Exact repetition of every entry is required.

(Recorded data)
>> Start

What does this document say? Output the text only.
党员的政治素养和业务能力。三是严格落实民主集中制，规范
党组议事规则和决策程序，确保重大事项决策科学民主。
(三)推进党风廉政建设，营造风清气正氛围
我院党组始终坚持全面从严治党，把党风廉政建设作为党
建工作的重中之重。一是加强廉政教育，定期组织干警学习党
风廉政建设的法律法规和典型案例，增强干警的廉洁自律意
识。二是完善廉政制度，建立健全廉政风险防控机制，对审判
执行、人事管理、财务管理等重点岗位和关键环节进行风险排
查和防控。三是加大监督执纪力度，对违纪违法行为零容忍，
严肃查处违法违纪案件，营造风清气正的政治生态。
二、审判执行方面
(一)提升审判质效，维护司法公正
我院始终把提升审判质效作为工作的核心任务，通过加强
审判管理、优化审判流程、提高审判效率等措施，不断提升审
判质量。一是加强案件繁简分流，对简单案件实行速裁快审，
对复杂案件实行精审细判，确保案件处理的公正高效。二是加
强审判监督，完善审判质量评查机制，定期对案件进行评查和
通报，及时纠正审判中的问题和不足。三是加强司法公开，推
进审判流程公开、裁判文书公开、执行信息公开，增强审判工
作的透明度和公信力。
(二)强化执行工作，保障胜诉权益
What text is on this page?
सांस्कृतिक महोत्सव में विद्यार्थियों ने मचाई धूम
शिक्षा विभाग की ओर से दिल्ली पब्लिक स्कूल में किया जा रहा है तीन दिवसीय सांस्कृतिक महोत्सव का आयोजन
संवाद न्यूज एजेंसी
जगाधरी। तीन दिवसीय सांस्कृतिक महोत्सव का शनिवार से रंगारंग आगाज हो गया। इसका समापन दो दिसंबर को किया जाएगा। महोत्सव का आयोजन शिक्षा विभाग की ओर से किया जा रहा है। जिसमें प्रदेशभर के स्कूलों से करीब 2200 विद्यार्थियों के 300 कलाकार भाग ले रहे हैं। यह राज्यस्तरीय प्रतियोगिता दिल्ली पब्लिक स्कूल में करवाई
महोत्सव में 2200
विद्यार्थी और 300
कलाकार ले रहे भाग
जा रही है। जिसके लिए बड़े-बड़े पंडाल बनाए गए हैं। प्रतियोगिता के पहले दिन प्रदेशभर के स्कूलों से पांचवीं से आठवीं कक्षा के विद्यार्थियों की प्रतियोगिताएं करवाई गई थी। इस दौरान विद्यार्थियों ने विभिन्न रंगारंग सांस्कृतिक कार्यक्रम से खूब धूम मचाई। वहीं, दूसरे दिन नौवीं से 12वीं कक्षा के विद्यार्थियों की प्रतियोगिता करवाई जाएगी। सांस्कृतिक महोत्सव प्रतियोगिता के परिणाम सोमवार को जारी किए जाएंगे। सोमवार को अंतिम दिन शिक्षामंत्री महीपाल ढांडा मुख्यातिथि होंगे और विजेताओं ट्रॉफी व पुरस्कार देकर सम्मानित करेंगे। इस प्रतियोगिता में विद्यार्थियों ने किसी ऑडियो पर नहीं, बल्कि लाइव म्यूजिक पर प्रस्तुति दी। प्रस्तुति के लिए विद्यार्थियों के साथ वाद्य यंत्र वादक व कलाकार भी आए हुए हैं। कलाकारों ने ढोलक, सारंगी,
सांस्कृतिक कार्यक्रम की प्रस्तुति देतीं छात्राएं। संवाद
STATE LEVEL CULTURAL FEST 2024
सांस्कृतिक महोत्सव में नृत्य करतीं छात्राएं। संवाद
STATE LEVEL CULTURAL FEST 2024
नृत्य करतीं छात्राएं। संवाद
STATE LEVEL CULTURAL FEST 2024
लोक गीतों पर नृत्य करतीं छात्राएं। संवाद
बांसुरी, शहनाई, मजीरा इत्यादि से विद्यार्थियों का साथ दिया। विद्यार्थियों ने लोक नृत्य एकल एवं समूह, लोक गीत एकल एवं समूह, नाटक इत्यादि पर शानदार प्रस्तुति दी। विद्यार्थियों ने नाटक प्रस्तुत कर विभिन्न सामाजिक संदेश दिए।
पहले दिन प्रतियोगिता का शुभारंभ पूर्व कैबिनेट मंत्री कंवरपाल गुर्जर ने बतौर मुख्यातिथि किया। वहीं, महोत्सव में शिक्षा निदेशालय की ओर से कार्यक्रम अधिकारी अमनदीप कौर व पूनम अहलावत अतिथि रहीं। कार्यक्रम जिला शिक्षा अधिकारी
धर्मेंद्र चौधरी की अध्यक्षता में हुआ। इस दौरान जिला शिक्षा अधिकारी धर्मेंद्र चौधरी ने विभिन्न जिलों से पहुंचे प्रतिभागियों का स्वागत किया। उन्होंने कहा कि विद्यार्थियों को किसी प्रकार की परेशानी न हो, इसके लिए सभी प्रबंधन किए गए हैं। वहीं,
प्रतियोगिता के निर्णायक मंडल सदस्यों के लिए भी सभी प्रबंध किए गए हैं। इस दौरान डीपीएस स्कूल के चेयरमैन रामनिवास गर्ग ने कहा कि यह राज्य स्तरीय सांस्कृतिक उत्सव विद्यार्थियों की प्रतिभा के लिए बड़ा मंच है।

>> End

# [Final result]
What does this document say? Output the text only.
党员的政治素养和业务能力。三是严格落实民主集中制，规范
党组议事规则和决策程序，确保重大事项决策科学民主。
(三)推进党风廉政建设，营造风清气正氛围
我院党组始终坚持全面从严治党，把党风廉政建设作为党
建工作的重中之重。一是加强廉政教育，定期组织干警学习党
风廉政建设的法律法规和典型案例，增强干警的廉洁自律意
识。二是完善廉政制度，建立健全廉政风险防控机制，对审判
执行、人事管理、财务管理等重点岗位和关键环节进行风险排
查和防控。三是加大监督执纪力度，对违纪违法行为零容忍，
严肃查处违法违纪案件，营造风清气正的政治生态。
二、审判执行方面
(一)提升审判质效，维护司法公正
我院始终把提升审判质效作为工作的核心任务，通过加强
审判管理、优化审判流程、提高审判效率等措施，不断提升审
判质量。一是加强案件繁简分流，对简单案件实行速裁快审，
对复杂案件实行精审细判，确保案件处理的公正高效。二是加
强审判监督，完善审判质量评查机制，定期对案件进行评查和
通报，及时纠正审判中的问题和不足。三是加强司法公开，推
进审判流程公开、裁判文书公开、执行信息公开，增强审判工
作的透明度和公信力。
(二)强化执行工作，保障胜诉权益
What text is on this page?
सांस्कृतिक महोत्सव में विद्यार्थियों ने मचाई धूम
शिक्षा विभाग की ओर से दिल्ली पब्लिक स्कूल में किया जा रहा है तीन दिवसीय सांस्कृतिक महोत्सव का आयोजन
संवाद न्यूज एजेंसी
जगाधरी। तीन दिवसीय सांस्कृतिक महोत्सव का शनिवार से रंगारंग आगाज हो गया। इसका समापन दो दिसंबर को किया जाएगा। महोत्सव का आयोजन शिक्षा विभाग की ओर से किया जा रहा है। जिसमें प्रदेशभर के स्कूलों से करीब 2200 विद्यार्थियों के 300 कलाकार भाग ले रहे हैं। यह राज्यस्तरीय प्रतियोगिता दिल्ली पब्लिक स्कूल में करवाई
महोत्सव में 2200
विद्यार्थी और 300
कलाकार ले रहे भाग
जा रही है। जिसके लिए बड़े-बड़े पंडाल बनाए गए हैं। प्रतियोगिता के पहले दिन प्रदेशभर के स्कूलों से पांचवीं से आठवीं कक्षा के विद्यार्थियों की प्रतियोगिताएं करवाई गई थी। इस दौरान विद्यार्थियों ने विभिन्न रंगारंग सांस्कृतिक कार्यक्रम से खूब धूम मचाई। वहीं, दूसरे दिन नौवीं से 12वीं कक्षा के विद्यार्थियों की प्रतियोगिता करवाई जाएगी। सांस्कृतिक महोत्सव प्रतियोगिता के परिणाम सोमवार को जारी किए जाएंगे। सोमवार को अंतिम दिन शिक्षामंत्री महीपाल ढांडा मुख्यातिथि होंगे और विजेताओं ट्रॉफी व पुरस्कार देकर सम्मानित करेंगे। इस प्रतियोगिता में विद्यार्थियों ने किसी ऑडियो पर नहीं, बल्कि लाइव म्यूजिक पर प्रस्तुति दी। प्रस्तुति के लिए विद्यार्थियों के साथ वाद्य यंत्र वादक व कलाकार भी आए हुए हैं। कलाकारों ने ढोलक, सारंगी,
सांस्कृतिक कार्यक्रम की प्रस्तुति देतीं छात्राएं। संवाद
STATE LEVEL CULTURAL FEST 2024
सांस्कृतिक महोत्सव में नृत्य करतीं छात्राएं। संवाद
STATE LEVEL CULTURAL FEST 2024
नृत्य करतीं छात्राएं। संवाद
STATE LEVEL CULTURAL FEST 2024
लोक गीतों पर नृत्य करतीं छात्राएं। संवाद
बांसुरी, शहनाई, मजीरा इत्यादि से विद्यार्थियों का साथ दिया। विद्यार्थियों ने लोक नृत्य एकल एवं समूह, लोक गीत एकल एवं समूह, नाटक इत्यादि पर शानदार प्रस्तुति दी। विद्यार्थियों ने नाटक प्रस्तुत कर विभिन्न सामाजिक संदेश दिए।
पहले दिन प्रतियोगिता का शुभारंभ पूर्व कैबिनेट मंत्री कंवरपाल गुर्जर ने बतौर मुख्यातिथि किया। वहीं, महोत्सव में शिक्षा निदेशालय की ओर से कार्यक्रम अधिकारी अमनदीप कौर व पूनम अहलावत अतिथि रहीं। कार्यक्रम जिला शिक्षा अधिकारी
धर्मेंद्र चौधरी की अध्यक्षता में हुआ। इस दौरान जिला शिक्षा अधिकारी धर्मेंद्र चौधरी ने विभिन्न जिलों से पहुंचे प्रतिभागियों का स्वागत किया। उन्होंने कहा कि विद्यार्थियों को किसी प्रकार की परेशानी न हो, इसके लिए सभी प्रबंधन किए गए हैं। वहीं,
प्रतियोगिता के निर्णायक मंडल सदस्यों के लिए भी सभी प्रबंध किए गए हैं। इस दौरान डीपीएस स्कूल के चेयरमैन रामनिवास गर्ग ने कहा कि यह राज्य स्तरीय सांस्कृतिक उत्सव विद्यार्थियों की प्रतिभा के लिए बड़ा मंच है।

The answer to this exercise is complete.